What you are asked to do: Output each entry below as it stands, leaving out every picture.

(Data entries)

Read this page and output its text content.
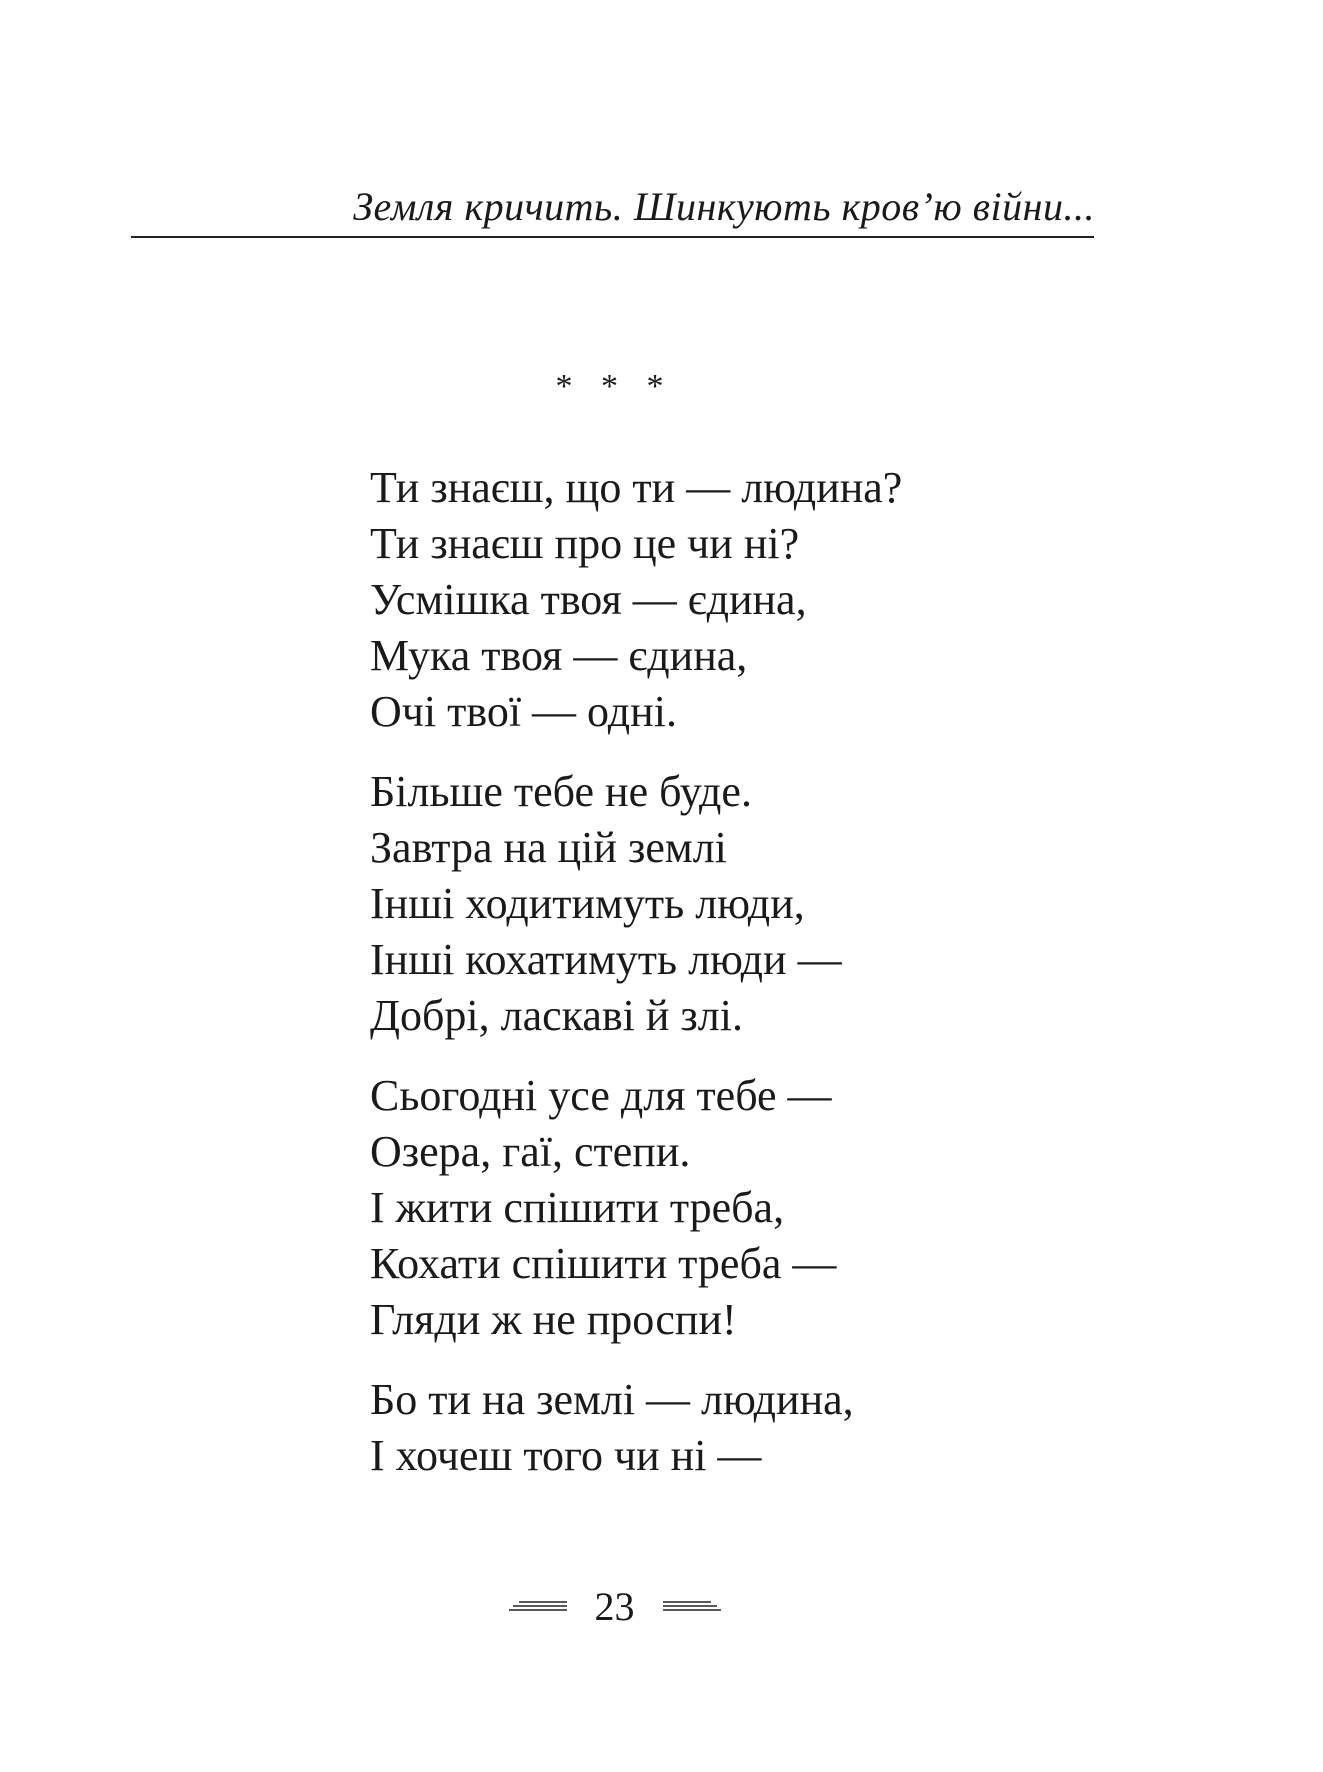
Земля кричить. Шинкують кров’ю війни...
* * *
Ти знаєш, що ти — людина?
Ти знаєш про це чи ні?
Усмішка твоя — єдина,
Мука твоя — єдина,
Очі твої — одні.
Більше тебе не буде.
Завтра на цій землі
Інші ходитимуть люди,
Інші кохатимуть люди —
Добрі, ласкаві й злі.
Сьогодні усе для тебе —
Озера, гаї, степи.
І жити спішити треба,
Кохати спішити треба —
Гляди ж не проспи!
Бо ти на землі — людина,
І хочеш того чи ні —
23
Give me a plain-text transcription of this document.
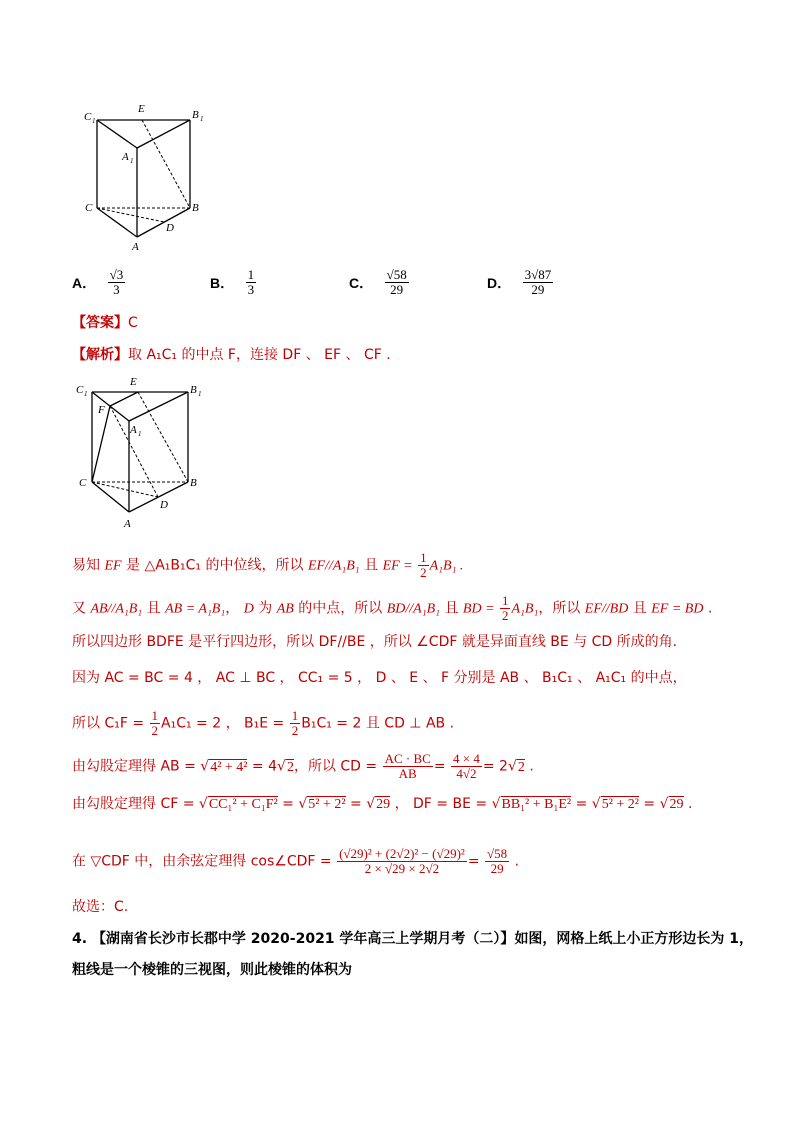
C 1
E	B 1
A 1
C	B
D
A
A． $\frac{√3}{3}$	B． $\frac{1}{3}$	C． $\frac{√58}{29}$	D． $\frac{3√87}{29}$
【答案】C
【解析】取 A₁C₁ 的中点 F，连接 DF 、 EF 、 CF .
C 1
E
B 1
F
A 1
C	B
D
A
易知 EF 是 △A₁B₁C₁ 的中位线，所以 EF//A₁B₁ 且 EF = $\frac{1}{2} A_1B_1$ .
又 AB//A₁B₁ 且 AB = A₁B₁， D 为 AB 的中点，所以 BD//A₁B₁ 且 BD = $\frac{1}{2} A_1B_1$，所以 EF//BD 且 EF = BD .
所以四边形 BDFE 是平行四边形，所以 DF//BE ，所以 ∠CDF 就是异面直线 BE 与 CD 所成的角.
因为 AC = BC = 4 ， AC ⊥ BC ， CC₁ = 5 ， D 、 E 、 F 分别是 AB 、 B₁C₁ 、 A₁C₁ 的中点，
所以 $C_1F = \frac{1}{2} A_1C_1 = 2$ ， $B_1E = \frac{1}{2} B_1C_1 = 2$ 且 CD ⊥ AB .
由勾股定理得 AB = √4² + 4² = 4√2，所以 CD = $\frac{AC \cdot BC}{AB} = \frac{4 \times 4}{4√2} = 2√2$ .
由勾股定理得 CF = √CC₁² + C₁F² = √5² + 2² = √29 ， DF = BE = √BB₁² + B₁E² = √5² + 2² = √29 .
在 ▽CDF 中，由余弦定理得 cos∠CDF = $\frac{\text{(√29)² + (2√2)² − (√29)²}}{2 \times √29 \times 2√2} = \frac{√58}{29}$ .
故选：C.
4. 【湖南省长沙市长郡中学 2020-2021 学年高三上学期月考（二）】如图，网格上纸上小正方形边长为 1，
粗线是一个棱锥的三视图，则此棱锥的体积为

Finished exercise:
Read this page and output its text content.
Земля кричить. Шинкують кров’ю війни...
* * *
Ти знаєш, що ти — людина?
Ти знаєш про це чи ні?
Усмішка твоя — єдина,
Мука твоя — єдина,
Очі твої — одні.
Більше тебе не буде.
Завтра на цій землі
Інші ходитимуть люди,
Інші кохатимуть люди —
Добрі, ласкаві й злі.
Сьогодні усе для тебе —
Озера, гаї, степи.
І жити спішити треба,
Кохати спішити треба —
Гляди ж не проспи!
Бо ти на землі — людина,
І хочеш того чи ні —
23
Give me a plain-text transcription of this document.
C 1
E	B 1
A 1
C	B
D
A
A． $\frac{√3}{3}$	B． $\frac{1}{3}$	C． $\frac{√58}{29}$	D． $\frac{3√87}{29}$
【答案】C
【解析】取 A₁C₁ 的中点 F，连接 DF 、 EF 、 CF .
C 1
E
B 1
F
A 1
C	B
D
A
易知 EF 是 △A₁B₁C₁ 的中位线，所以 EF//A₁B₁ 且 EF = $\frac{1}{2} A_1B_1$ .
又 AB//A₁B₁ 且 AB = A₁B₁， D 为 AB 的中点，所以 BD//A₁B₁ 且 BD = $\frac{1}{2} A_1B_1$，所以 EF//BD 且 EF = BD .
所以四边形 BDFE 是平行四边形，所以 DF//BE ，所以 ∠CDF 就是异面直线 BE 与 CD 所成的角.
因为 AC = BC = 4 ， AC ⊥ BC ， CC₁ = 5 ， D 、 E 、 F 分别是 AB 、 B₁C₁ 、 A₁C₁ 的中点，
所以 $C_1F = \frac{1}{2} A_1C_1 = 2$ ， $B_1E = \frac{1}{2} B_1C_1 = 2$ 且 CD ⊥ AB .
由勾股定理得 AB = √4² + 4² = 4√2，所以 CD = $\frac{AC \cdot BC}{AB} = \frac{4 \times 4}{4√2} = 2√2$ .
由勾股定理得 CF = √CC₁² + C₁F² = √5² + 2² = √29 ， DF = BE = √BB₁² + B₁E² = √5² + 2² = √29 .
在 ▽CDF 中，由余弦定理得 cos∠CDF = $\frac{\text{(√29)² + (2√2)² − (√29)²}}{2 \times √29 \times 2√2} = \frac{√58}{29}$ .
故选：C.
4. 【湖南省长沙市长郡中学 2020-2021 学年高三上学期月考（二）】如图，网格上纸上小正方形边长为 1，
粗线是一个棱锥的三视图，则此棱锥的体积为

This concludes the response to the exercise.